**DIRECTION:** From the records below, return the lines word for word. Begin at the line that contains "y-tick-label-3: 3 (37, 161, 45, 177)" and stop after the line that contains "List all visible".
━━ THE RECORDS
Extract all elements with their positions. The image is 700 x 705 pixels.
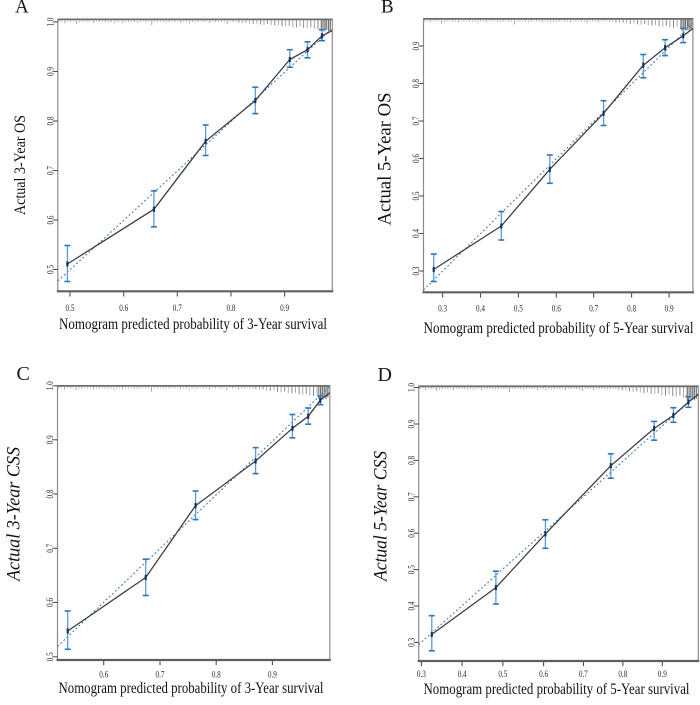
svg-text:0.5: 0.5	[411, 191, 421, 200]
svg-text:0.9: 0.9	[45, 435, 55, 444]
svg-text:0.5: 0.5	[45, 652, 55, 661]
svg-text:1.0: 1.0	[406, 383, 416, 392]
svg-text:Nomogram predicted probability: Nomogram predicted probability of 5-Year…	[424, 681, 690, 698]
svg-text:0.7: 0.7	[45, 166, 55, 175]
svg-text:Actual 5-Year OS: Actual 5-Year OS	[375, 93, 395, 226]
svg-text:C: C	[17, 363, 30, 385]
svg-text:0.7: 0.7	[579, 669, 588, 679]
svg-text:0.8: 0.8	[227, 303, 236, 313]
svg-text:0.7: 0.7	[156, 670, 165, 680]
svg-text:0.5: 0.5	[406, 565, 416, 574]
svg-text:Actual 3-Year OS: Actual 3-Year OS	[12, 115, 29, 215]
svg-text:0.4: 0.4	[411, 229, 421, 238]
svg-text:0.3: 0.3	[411, 266, 421, 275]
svg-text:0.5: 0.5	[514, 304, 523, 314]
svg-text:B: B	[381, 0, 394, 18]
svg-text:0.8: 0.8	[411, 79, 421, 88]
svg-text:Actual 3-Year CSS: Actual 3-Year CSS	[4, 447, 24, 583]
svg-text:0.7: 0.7	[406, 492, 416, 501]
svg-text:1.0: 1.0	[45, 17, 55, 26]
svg-text:1.0: 1.0	[45, 381, 55, 390]
svg-text:0.6: 0.6	[45, 215, 55, 224]
svg-text:0.7: 0.7	[411, 116, 421, 125]
svg-text:0.8: 0.8	[212, 670, 221, 680]
svg-text:0.3: 0.3	[417, 669, 426, 679]
svg-text:Actual 5-Year CSS: Actual 5-Year CSS	[371, 451, 391, 583]
svg-text:0.6: 0.6	[99, 670, 108, 680]
svg-text:0.3: 0.3	[438, 304, 447, 314]
svg-text:0.9: 0.9	[406, 419, 416, 428]
svg-text:0.9: 0.9	[658, 669, 667, 679]
svg-text:0.9: 0.9	[665, 304, 674, 314]
svg-text:A: A	[15, 0, 29, 18]
svg-text:0.4: 0.4	[476, 304, 485, 314]
svg-text:0.4: 0.4	[406, 601, 416, 610]
svg-text:0.8: 0.8	[627, 304, 636, 314]
svg-text:0.6: 0.6	[539, 669, 548, 679]
svg-text:0.8: 0.8	[45, 116, 55, 125]
svg-text:0.9: 0.9	[280, 303, 289, 313]
svg-text:0.6: 0.6	[119, 303, 128, 313]
svg-text:0.3: 0.3	[406, 638, 416, 647]
svg-text:0.9: 0.9	[411, 41, 421, 50]
svg-text:0.9: 0.9	[268, 670, 277, 680]
svg-text:0.8: 0.8	[618, 669, 627, 679]
svg-text:0.7: 0.7	[589, 304, 598, 314]
svg-text:0.8: 0.8	[45, 489, 55, 498]
svg-text:Nomogram predicted probability: Nomogram predicted probability of 3-Year…	[59, 680, 324, 697]
svg-text:0.6: 0.6	[406, 528, 416, 537]
svg-text:0.7: 0.7	[173, 303, 182, 313]
svg-text:Nomogram predicted probability: Nomogram predicted probability of 5-Year…	[424, 320, 694, 337]
svg-text:0.6: 0.6	[552, 304, 561, 314]
svg-text:0.9: 0.9	[45, 67, 55, 76]
svg-text:0.8: 0.8	[406, 456, 416, 465]
svg-text:0.5: 0.5	[498, 669, 507, 679]
svg-text:0.7: 0.7	[45, 543, 55, 552]
svg-text:0.6: 0.6	[411, 154, 421, 163]
svg-text:0.6: 0.6	[45, 598, 55, 607]
svg-text:0.4: 0.4	[458, 669, 467, 679]
svg-text:Nomogram predicted probability: Nomogram predicted probability of 3-Year…	[59, 316, 327, 333]
svg-text:D: D	[378, 364, 392, 386]
svg-text:0.5: 0.5	[66, 303, 75, 313]
svg-text:0.5: 0.5	[45, 265, 55, 274]
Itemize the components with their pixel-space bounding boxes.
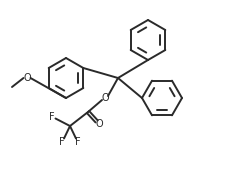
Text: F: F	[59, 137, 65, 147]
Text: O: O	[95, 119, 102, 129]
Text: F: F	[75, 137, 81, 147]
Text: O: O	[101, 93, 108, 103]
Text: O: O	[23, 73, 31, 83]
Text: F: F	[49, 112, 55, 122]
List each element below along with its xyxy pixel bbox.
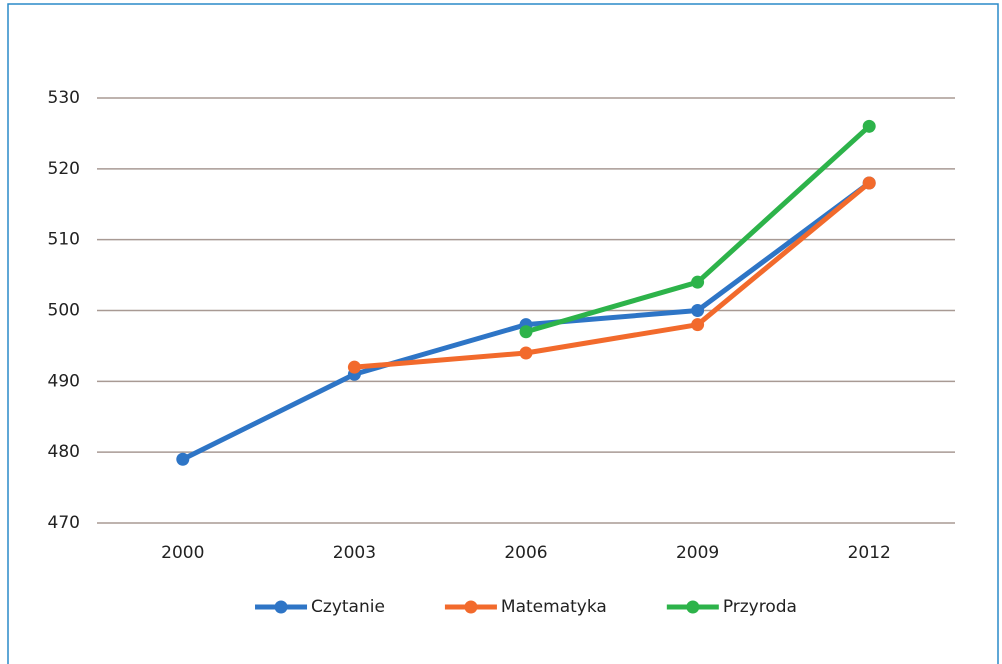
legend-label: Przyroda: [723, 597, 797, 617]
data-point: [519, 325, 533, 339]
x-tick-label: 2009: [676, 543, 719, 563]
data-point: [862, 176, 876, 190]
data-point: [691, 304, 705, 317]
legend-item: Czytanie: [255, 597, 385, 617]
x-tick-label: 2000: [161, 543, 204, 563]
x-tick-label: 2012: [848, 543, 891, 563]
y-tick-label: 510: [48, 230, 80, 250]
y-tick-label: 520: [48, 159, 80, 179]
legend-marker: [686, 600, 700, 614]
data-point: [691, 318, 705, 332]
x-tick-label: 2003: [333, 543, 376, 563]
legend-item: Przyroda: [666, 597, 797, 617]
data-point: [176, 452, 190, 466]
legend-label: Czytanie: [311, 597, 385, 617]
legend-item: Matematyka: [444, 597, 607, 617]
legend-marker: [274, 600, 288, 614]
x-tick-label: 2006: [504, 543, 547, 563]
legend-label: Matematyka: [501, 597, 607, 617]
y-tick-label: 530: [48, 88, 80, 108]
series-line: [354, 181, 871, 370]
data-point: [519, 346, 533, 360]
y-tick-label: 490: [48, 371, 80, 391]
data-point: [862, 119, 876, 133]
frame: [7, 3, 999, 664]
data-point: [691, 275, 705, 289]
data-point: [347, 360, 361, 374]
y-tick-label: 500: [48, 301, 80, 321]
y-tick-label: 470: [48, 513, 80, 533]
y-tick-label: 480: [48, 442, 80, 462]
series-line: [525, 124, 871, 335]
legend-marker: [464, 600, 478, 614]
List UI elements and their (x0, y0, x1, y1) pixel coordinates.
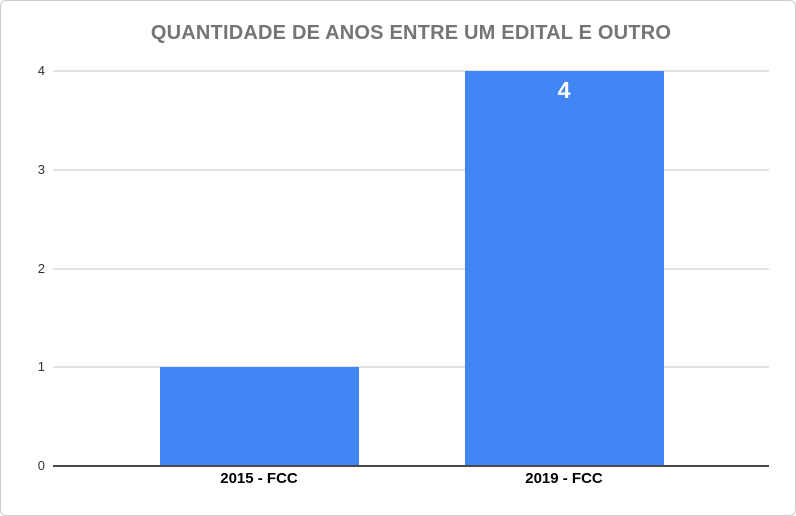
y-tick-label-3: 3 (37, 161, 45, 177)
x-category-label-2019-fcc: 2019 - FCC (525, 470, 603, 487)
chart-title: QUANTIDADE DE ANOS ENTRE UM EDITAL E OUT… (150, 22, 672, 44)
y-tick-label-1: 1 (37, 359, 45, 375)
gridline-4 (53, 70, 769, 72)
gridline-2 (53, 267, 769, 270)
bar-value-label-2019-fcc: 4 (557, 77, 571, 103)
x-category-label-2015-fcc: 2015 - FCC (220, 470, 298, 487)
y-tick-label-2: 2 (37, 260, 45, 276)
gridline-3 (53, 168, 769, 171)
x-axis-line (53, 465, 769, 467)
bar-2019-fcc: 4 (464, 71, 664, 466)
bar-2015-fcc (159, 367, 359, 466)
y-tick-label-4: 4 (37, 63, 45, 78)
y-tick-label-0: 0 (37, 458, 45, 473)
gridline-1 (53, 366, 769, 369)
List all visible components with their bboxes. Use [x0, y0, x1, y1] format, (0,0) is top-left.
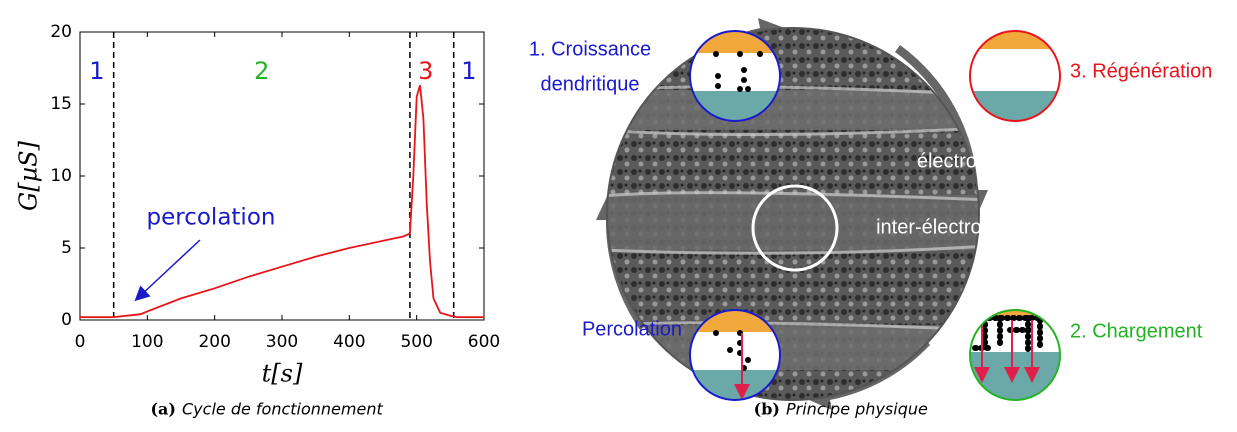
y-tick-label: 20: [50, 22, 72, 42]
label: électrode: [917, 150, 999, 172]
y-tick-label: 0: [61, 310, 72, 330]
inset-border: [969, 309, 1061, 401]
label: 1. Croissance: [529, 38, 651, 60]
x-tick-label: 0: [75, 332, 86, 352]
phase-label: 1: [89, 57, 104, 85]
x-tick-label: 500: [400, 332, 432, 352]
caption: Cycle de fonctionnement: [182, 400, 383, 419]
caption: Principe physique: [786, 400, 928, 419]
y-axis-label: G[µS]: [15, 140, 43, 211]
inset-border: [689, 30, 781, 122]
x-tick-label: 400: [333, 332, 365, 352]
cycle-arrow: [648, 18, 790, 104]
y-tick-label: 5: [61, 238, 72, 258]
y-tick-label: 10: [50, 166, 72, 186]
annotation: percolation: [147, 205, 276, 231]
caption-label: (b): [754, 400, 780, 419]
x-tick-label: 100: [131, 332, 163, 352]
annotation-arrow: [134, 239, 201, 302]
caption-label: (a): [150, 400, 176, 419]
y-tick-label: 15: [50, 94, 72, 114]
highlight-circle: [751, 184, 839, 272]
sem-image: [607, 28, 979, 400]
phase-label: 3: [418, 57, 433, 85]
x-tick-label: 600: [468, 332, 500, 352]
sem-border: [606, 27, 980, 401]
label: 3. Régénération: [1070, 60, 1212, 82]
label: inter-électrode: [876, 216, 1004, 238]
inset-border: [969, 30, 1061, 122]
data-line: [80, 85, 484, 318]
label: Percolation: [582, 318, 682, 340]
phase-label: 2: [254, 57, 269, 85]
inset-2: [970, 310, 1060, 400]
label: dendritique: [541, 73, 640, 95]
inset-border: [689, 309, 781, 401]
x-tick-label: 300: [266, 332, 298, 352]
label: 2. Chargement: [1070, 320, 1203, 342]
diagram-b: 1. Croissance dendritique 3. Régénératio…: [529, 18, 1212, 419]
phase-label: 1: [461, 57, 476, 85]
x-tick-label: 200: [198, 332, 230, 352]
x-axis-label: t[s]: [262, 360, 303, 388]
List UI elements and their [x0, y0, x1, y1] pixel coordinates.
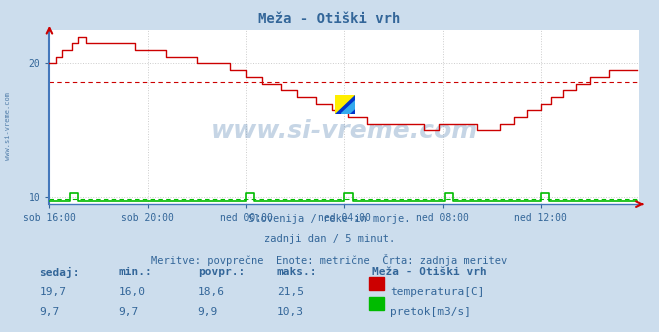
Text: min.:: min.:: [119, 267, 152, 277]
Text: povpr.:: povpr.:: [198, 267, 245, 277]
Text: Meritve: povprečne  Enote: metrične  Črta: zadnja meritev: Meritve: povprečne Enote: metrične Črta:…: [152, 254, 507, 266]
Text: temperatura[C]: temperatura[C]: [390, 287, 484, 297]
Polygon shape: [335, 95, 355, 114]
Text: 9,7: 9,7: [40, 307, 60, 317]
Text: 10,3: 10,3: [277, 307, 304, 317]
Text: Slovenija / reke in morje.: Slovenija / reke in morje.: [248, 214, 411, 224]
Text: 9,7: 9,7: [119, 307, 139, 317]
Text: Meža - Otiški vrh: Meža - Otiški vrh: [372, 267, 487, 277]
Text: pretok[m3/s]: pretok[m3/s]: [390, 307, 471, 317]
Text: zadnji dan / 5 minut.: zadnji dan / 5 minut.: [264, 234, 395, 244]
Text: 9,9: 9,9: [198, 307, 218, 317]
Text: 16,0: 16,0: [119, 287, 146, 297]
Text: 18,6: 18,6: [198, 287, 225, 297]
Text: www.si-vreme.com: www.si-vreme.com: [5, 92, 11, 160]
Text: 19,7: 19,7: [40, 287, 67, 297]
Polygon shape: [335, 95, 355, 114]
Text: maks.:: maks.:: [277, 267, 317, 277]
Polygon shape: [341, 101, 355, 114]
Text: 21,5: 21,5: [277, 287, 304, 297]
Text: Meža - Otiški vrh: Meža - Otiški vrh: [258, 12, 401, 26]
Text: sedaj:: sedaj:: [40, 267, 80, 278]
Text: www.si-vreme.com: www.si-vreme.com: [211, 119, 478, 143]
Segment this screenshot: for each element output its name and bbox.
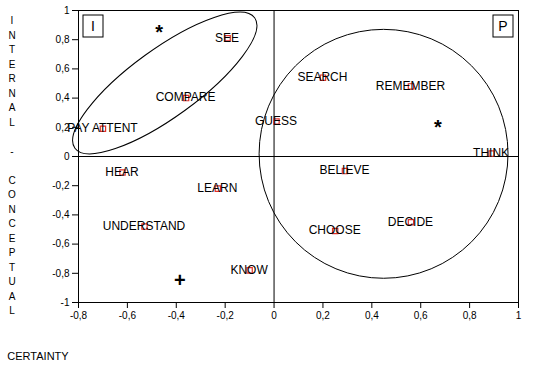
svg-text:0,8: 0,8 — [463, 310, 477, 321]
svg-text:P: P — [498, 18, 507, 34]
svg-text:C: C — [8, 218, 15, 229]
svg-text:I: I — [91, 18, 95, 34]
svg-text:LEARN: LEARN — [197, 181, 237, 195]
svg-text:-0,4: -0,4 — [168, 310, 186, 321]
svg-text:C: C — [8, 175, 15, 186]
svg-text:KNOW: KNOW — [230, 263, 268, 277]
svg-text:CHOOSE: CHOOSE — [309, 223, 361, 237]
svg-text:DECIDE: DECIDE — [388, 215, 433, 229]
svg-text:1: 1 — [64, 5, 70, 16]
svg-text:PAY ATTENT: PAY ATTENT — [67, 121, 138, 135]
svg-text:*: * — [155, 21, 163, 43]
svg-text:A: A — [9, 291, 16, 302]
svg-text:-0,8: -0,8 — [70, 310, 88, 321]
svg-text:SEE: SEE — [215, 31, 239, 45]
svg-text:0,4: 0,4 — [56, 92, 70, 103]
svg-text:N: N — [8, 30, 15, 41]
svg-text:0,8: 0,8 — [56, 34, 70, 45]
svg-text:O: O — [8, 189, 16, 200]
svg-text:HEAR: HEAR — [105, 165, 139, 179]
svg-text:-1: -1 — [61, 297, 70, 308]
svg-text:L: L — [9, 117, 15, 128]
svg-text:N: N — [8, 204, 15, 215]
svg-text:0: 0 — [271, 310, 277, 321]
svg-text:0,6: 0,6 — [414, 310, 428, 321]
svg-text:UNDERSTAND: UNDERSTAND — [103, 219, 186, 233]
svg-text:-0,2: -0,2 — [217, 310, 235, 321]
svg-text:-0,4: -0,4 — [52, 209, 70, 220]
svg-text:CERTAINTY: CERTAINTY — [7, 350, 69, 362]
svg-text:THINK: THINK — [473, 146, 509, 160]
svg-text:0,6: 0,6 — [56, 63, 70, 74]
svg-text:I: I — [11, 15, 14, 26]
svg-text:+: + — [174, 269, 186, 291]
svg-text:0,2: 0,2 — [316, 310, 330, 321]
svg-text:-0,8: -0,8 — [52, 268, 70, 279]
svg-text:COMPARE: COMPARE — [156, 90, 216, 104]
svg-text:A: A — [9, 102, 16, 113]
svg-text:-0,6: -0,6 — [119, 310, 137, 321]
svg-text:1: 1 — [516, 310, 522, 321]
svg-text:T: T — [9, 262, 15, 273]
svg-text:-: - — [10, 146, 13, 157]
svg-text:-0,6: -0,6 — [52, 238, 70, 249]
svg-text:U: U — [8, 276, 15, 287]
svg-text:GUESS: GUESS — [255, 114, 297, 128]
svg-text:REMEMBER: REMEMBER — [376, 79, 446, 93]
svg-text:P: P — [9, 247, 16, 258]
svg-text:SEARCH: SEARCH — [297, 70, 347, 84]
svg-text:R: R — [8, 73, 15, 84]
svg-text:BELIEVE: BELIEVE — [319, 163, 369, 177]
svg-text:0,4: 0,4 — [365, 310, 379, 321]
svg-text:0,2: 0,2 — [55, 121, 70, 133]
svg-text:T: T — [9, 44, 15, 55]
svg-text:L: L — [9, 305, 15, 316]
svg-text:-0,2: -0,2 — [52, 180, 70, 191]
svg-text:E: E — [9, 233, 16, 244]
svg-text:N: N — [8, 88, 15, 99]
svg-text:0: 0 — [64, 151, 70, 162]
svg-text:E: E — [9, 59, 16, 70]
svg-text:*: * — [434, 116, 442, 138]
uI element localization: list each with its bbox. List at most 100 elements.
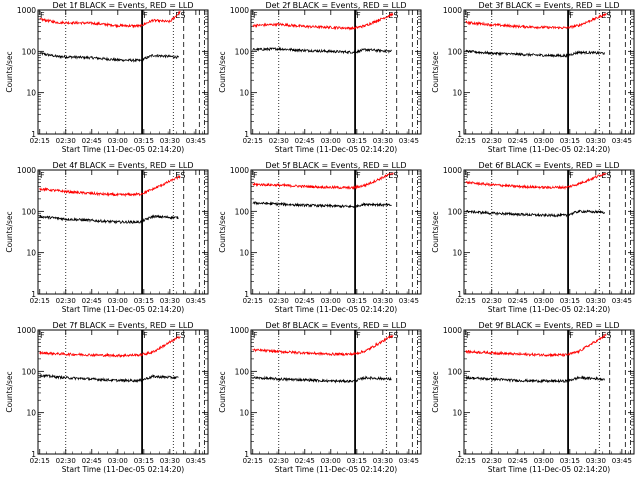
━━━━
**TASK RESULT:**
y-tick-label-3: 3 (37, 161, 45, 177)
x-category-label-2019-fcc: 2019 - FCC (525, 470, 603, 487)
chart-title: QUANTIDADE DE ANOS ENTRE UM EDITAL E OUT… (150, 22, 672, 44)
y-tick-label-1: 1 (37, 359, 45, 375)
gridline-4 (53, 70, 769, 72)
gridline-2 (53, 267, 769, 270)
bar-value-label-2019-fcc: 4 (557, 77, 571, 103)
x-category-label-2015-fcc: 2015 - FCC (220, 470, 298, 487)
y-tick-label-2: 2 (37, 260, 45, 276)
gridline-3 (53, 168, 769, 171)
x-axis-line (53, 465, 769, 467)
bar-2019-fcc: 4 (464, 71, 664, 466)
bar-2015-fcc (159, 367, 359, 466)
y-tick-label-4: 4 (37, 63, 45, 78)
y-tick-label-0: 0 (37, 458, 45, 473)
gridline-1 (53, 366, 769, 369)
List all visible components with their bboxes. Use [x0, y0, x1, y1] format, (0,0) is top-left.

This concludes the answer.